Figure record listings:

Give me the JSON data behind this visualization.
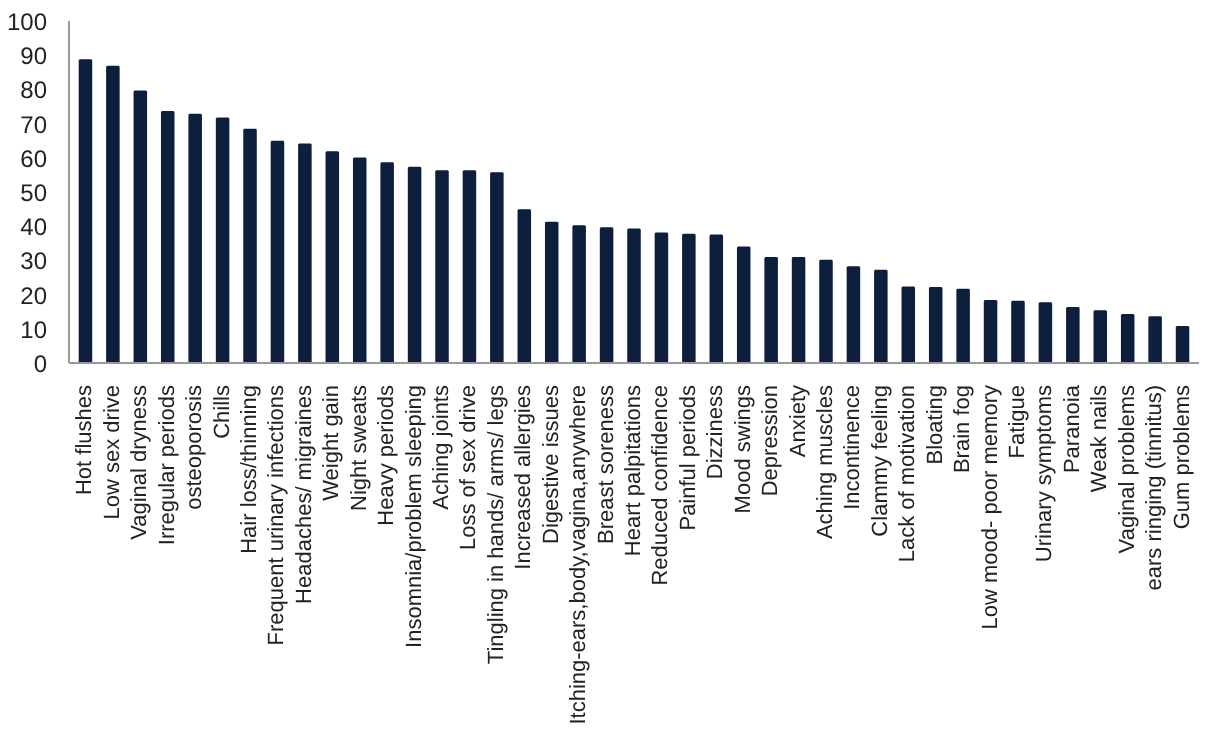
{
  "chart_data": {
    "type": "bar",
    "categories": [
      "Hot flushes",
      "Low sex drive",
      "Vaginal dryness",
      "Irregular periods",
      "osteoporosis",
      "Chills",
      "Hair loss/thinning",
      "Frequent urinary infections",
      "Headaches/ migraines",
      "Weight gain",
      "Night sweats",
      "Heavy periods",
      "Insomnia/problem sleeping",
      "Aching joints",
      "Loss of sex drive",
      "Tingling in hands/ arms/ legs",
      "Increased allergies",
      "Digestive issues",
      "Itching-ears,body,vagina,anywhere",
      "Breast soreness",
      "Heart palpitations",
      "Reduced confidence",
      "Painful periods",
      "Dizziness",
      "Mood swings",
      "Depression",
      "Anxiety",
      "Aching muscles",
      "Incontinence",
      "Clammy feeling",
      "Lack of motivation",
      "Bloating",
      "Brain fog",
      "Low mood- poor memory",
      "Fatigue",
      "Urinary symptoms",
      "Paranoia",
      "Weak nails",
      "Vaginal problems",
      "ears ringing (tinnitus)",
      "Gum problems"
    ],
    "values": [
      88.5,
      86.6,
      79.4,
      73.4,
      72.6,
      71.5,
      68.2,
      64.7,
      63.9,
      61.6,
      59.8,
      58.4,
      57.1,
      56.1,
      56.1,
      55.5,
      44.7,
      41.0,
      40.0,
      39.4,
      39.0,
      37.9,
      37.5,
      37.3,
      33.8,
      30.7,
      30.7,
      29.9,
      28.0,
      27.0,
      22.1,
      21.9,
      21.4,
      18.1,
      17.9,
      17.5,
      16.1,
      15.1,
      14.0,
      13.4,
      10.5
    ],
    "color": "#0d1f3c",
    "ylim": [
      0,
      100
    ],
    "yticks": [
      0,
      10,
      20,
      30,
      40,
      50,
      60,
      70,
      80,
      90,
      100
    ],
    "grid": false
  }
}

Aim: Your task is to retype all the entries exactly and leave out any pictures.

Answer below:
Give me the JSON data behind this visualization.
{
  "chart_data": {
    "type": "bar",
    "categories": [
      "Hot flushes",
      "Low sex drive",
      "Vaginal dryness",
      "Irregular periods",
      "osteoporosis",
      "Chills",
      "Hair loss/thinning",
      "Frequent urinary infections",
      "Headaches/ migraines",
      "Weight gain",
      "Night sweats",
      "Heavy periods",
      "Insomnia/problem sleeping",
      "Aching joints",
      "Loss of sex drive",
      "Tingling in hands/ arms/ legs",
      "Increased allergies",
      "Digestive issues",
      "Itching-ears,body,vagina,anywhere",
      "Breast soreness",
      "Heart palpitations",
      "Reduced confidence",
      "Painful periods",
      "Dizziness",
      "Mood swings",
      "Depression",
      "Anxiety",
      "Aching muscles",
      "Incontinence",
      "Clammy feeling",
      "Lack of motivation",
      "Bloating",
      "Brain fog",
      "Low mood- poor memory",
      "Fatigue",
      "Urinary symptoms",
      "Paranoia",
      "Weak nails",
      "Vaginal problems",
      "ears ringing (tinnitus)",
      "Gum problems"
    ],
    "values": [
      88.5,
      86.6,
      79.4,
      73.4,
      72.6,
      71.5,
      68.2,
      64.7,
      63.9,
      61.6,
      59.8,
      58.4,
      57.1,
      56.1,
      56.1,
      55.5,
      44.7,
      41.0,
      40.0,
      39.4,
      39.0,
      37.9,
      37.5,
      37.3,
      33.8,
      30.7,
      30.7,
      29.9,
      28.0,
      27.0,
      22.1,
      21.9,
      21.4,
      18.1,
      17.9,
      17.5,
      16.1,
      15.1,
      14.0,
      13.4,
      10.5
    ],
    "color": "#0d1f3c",
    "ylim": [
      0,
      100
    ],
    "yticks": [
      0,
      10,
      20,
      30,
      40,
      50,
      60,
      70,
      80,
      90,
      100
    ],
    "grid": false
  }
}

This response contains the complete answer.